» **TASK REQUIREMENTS**
Locate the word "shortcut" in the entries below, then gather every line that holds it.
* begin SUPPLIED MATERIAL *
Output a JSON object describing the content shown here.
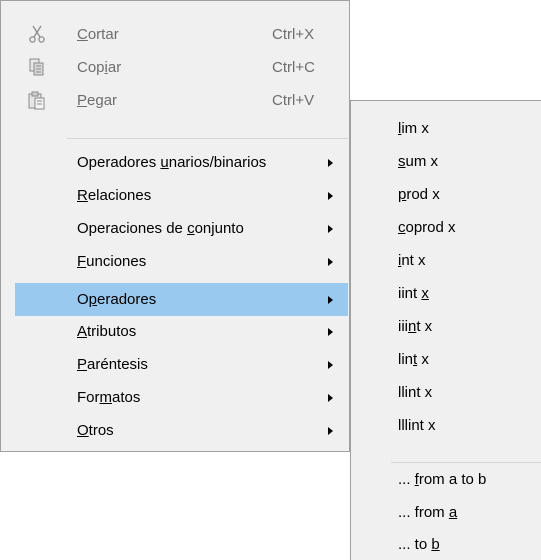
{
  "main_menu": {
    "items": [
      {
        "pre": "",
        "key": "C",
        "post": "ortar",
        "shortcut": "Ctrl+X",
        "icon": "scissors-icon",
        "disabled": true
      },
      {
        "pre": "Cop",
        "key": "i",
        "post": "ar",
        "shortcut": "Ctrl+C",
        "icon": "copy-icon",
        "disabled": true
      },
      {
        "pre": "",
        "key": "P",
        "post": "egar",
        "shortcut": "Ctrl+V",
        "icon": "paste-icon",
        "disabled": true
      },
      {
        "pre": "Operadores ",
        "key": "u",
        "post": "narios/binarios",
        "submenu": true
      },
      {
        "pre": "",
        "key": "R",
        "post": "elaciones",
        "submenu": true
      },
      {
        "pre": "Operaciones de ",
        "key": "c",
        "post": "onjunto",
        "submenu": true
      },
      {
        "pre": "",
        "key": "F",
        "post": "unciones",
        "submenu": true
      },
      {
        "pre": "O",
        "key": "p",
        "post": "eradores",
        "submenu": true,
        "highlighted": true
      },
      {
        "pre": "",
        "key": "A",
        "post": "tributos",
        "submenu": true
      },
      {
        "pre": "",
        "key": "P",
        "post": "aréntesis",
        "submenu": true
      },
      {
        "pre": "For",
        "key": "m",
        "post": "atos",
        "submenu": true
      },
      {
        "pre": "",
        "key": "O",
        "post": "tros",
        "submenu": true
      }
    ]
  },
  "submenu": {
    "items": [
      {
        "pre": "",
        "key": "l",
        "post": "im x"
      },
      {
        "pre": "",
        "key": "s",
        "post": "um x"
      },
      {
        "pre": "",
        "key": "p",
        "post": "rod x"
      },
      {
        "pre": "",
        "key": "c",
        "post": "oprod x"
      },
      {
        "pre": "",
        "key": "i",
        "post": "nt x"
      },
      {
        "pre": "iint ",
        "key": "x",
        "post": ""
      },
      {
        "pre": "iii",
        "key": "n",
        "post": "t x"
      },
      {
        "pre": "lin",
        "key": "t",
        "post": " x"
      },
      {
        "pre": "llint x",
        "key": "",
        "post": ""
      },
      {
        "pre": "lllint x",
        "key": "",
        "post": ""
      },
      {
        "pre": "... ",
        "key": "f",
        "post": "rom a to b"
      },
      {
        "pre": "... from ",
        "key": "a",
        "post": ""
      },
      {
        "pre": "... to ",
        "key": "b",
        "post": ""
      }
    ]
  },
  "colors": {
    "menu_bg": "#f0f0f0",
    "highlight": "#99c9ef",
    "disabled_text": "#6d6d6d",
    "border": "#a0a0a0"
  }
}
* end SUPPLIED MATERIAL *
* begin SUPPLIED MATERIAL *
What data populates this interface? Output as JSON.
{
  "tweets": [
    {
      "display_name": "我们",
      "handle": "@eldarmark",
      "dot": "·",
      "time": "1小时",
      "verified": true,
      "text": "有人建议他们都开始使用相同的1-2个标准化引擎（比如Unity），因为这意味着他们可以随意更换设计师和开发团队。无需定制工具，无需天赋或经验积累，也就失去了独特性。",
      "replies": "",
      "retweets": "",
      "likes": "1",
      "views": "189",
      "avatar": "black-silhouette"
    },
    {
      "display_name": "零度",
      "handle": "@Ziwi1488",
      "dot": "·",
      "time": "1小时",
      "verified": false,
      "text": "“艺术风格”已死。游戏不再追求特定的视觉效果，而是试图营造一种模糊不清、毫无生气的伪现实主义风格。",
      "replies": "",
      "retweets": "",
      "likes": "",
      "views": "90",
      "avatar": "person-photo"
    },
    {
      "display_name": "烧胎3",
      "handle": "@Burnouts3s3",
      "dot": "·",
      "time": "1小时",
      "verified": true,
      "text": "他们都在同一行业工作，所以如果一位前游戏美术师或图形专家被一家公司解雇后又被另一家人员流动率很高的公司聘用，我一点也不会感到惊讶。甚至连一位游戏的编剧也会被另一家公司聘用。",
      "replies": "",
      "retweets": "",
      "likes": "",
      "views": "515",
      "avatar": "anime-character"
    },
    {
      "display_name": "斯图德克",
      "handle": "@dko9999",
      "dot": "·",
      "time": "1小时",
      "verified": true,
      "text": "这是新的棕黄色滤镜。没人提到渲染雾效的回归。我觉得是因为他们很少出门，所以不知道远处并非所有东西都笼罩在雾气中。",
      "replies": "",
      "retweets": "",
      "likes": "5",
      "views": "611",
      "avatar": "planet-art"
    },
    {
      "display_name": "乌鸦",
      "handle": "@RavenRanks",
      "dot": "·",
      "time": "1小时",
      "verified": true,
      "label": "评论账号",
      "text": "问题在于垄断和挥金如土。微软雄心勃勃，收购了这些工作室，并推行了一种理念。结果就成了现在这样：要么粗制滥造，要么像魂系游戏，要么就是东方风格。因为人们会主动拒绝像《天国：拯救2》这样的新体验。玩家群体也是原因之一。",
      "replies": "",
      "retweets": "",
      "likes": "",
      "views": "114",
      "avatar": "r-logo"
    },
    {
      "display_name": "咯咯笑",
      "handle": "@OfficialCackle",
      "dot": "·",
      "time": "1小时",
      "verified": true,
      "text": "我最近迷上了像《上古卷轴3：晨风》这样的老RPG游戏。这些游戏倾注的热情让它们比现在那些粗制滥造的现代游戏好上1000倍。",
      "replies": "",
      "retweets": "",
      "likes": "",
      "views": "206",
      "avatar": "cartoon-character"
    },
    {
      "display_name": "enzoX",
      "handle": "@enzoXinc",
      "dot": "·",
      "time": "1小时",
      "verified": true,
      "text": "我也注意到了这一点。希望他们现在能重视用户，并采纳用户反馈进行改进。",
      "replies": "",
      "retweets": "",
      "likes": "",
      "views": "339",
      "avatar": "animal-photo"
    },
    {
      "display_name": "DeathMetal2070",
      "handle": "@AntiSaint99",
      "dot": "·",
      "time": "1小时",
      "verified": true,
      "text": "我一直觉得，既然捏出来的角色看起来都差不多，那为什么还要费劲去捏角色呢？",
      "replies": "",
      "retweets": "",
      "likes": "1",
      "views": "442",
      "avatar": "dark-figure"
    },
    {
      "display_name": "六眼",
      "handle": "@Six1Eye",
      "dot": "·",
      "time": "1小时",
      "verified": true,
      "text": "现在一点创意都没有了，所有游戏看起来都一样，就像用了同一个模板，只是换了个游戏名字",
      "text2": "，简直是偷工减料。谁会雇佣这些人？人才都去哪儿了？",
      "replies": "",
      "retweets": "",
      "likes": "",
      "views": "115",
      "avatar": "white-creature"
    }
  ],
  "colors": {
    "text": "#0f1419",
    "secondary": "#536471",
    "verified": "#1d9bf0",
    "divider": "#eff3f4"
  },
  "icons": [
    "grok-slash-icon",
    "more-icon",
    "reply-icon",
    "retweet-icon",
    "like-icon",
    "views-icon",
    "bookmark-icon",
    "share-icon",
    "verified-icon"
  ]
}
* end SUPPLIED MATERIAL *
» **RESULT FOR THIS TASK**
        "shortcut": "Ctrl+X",
        "shortcut": "Ctrl+C",
        "shortcut": "Ctrl+V",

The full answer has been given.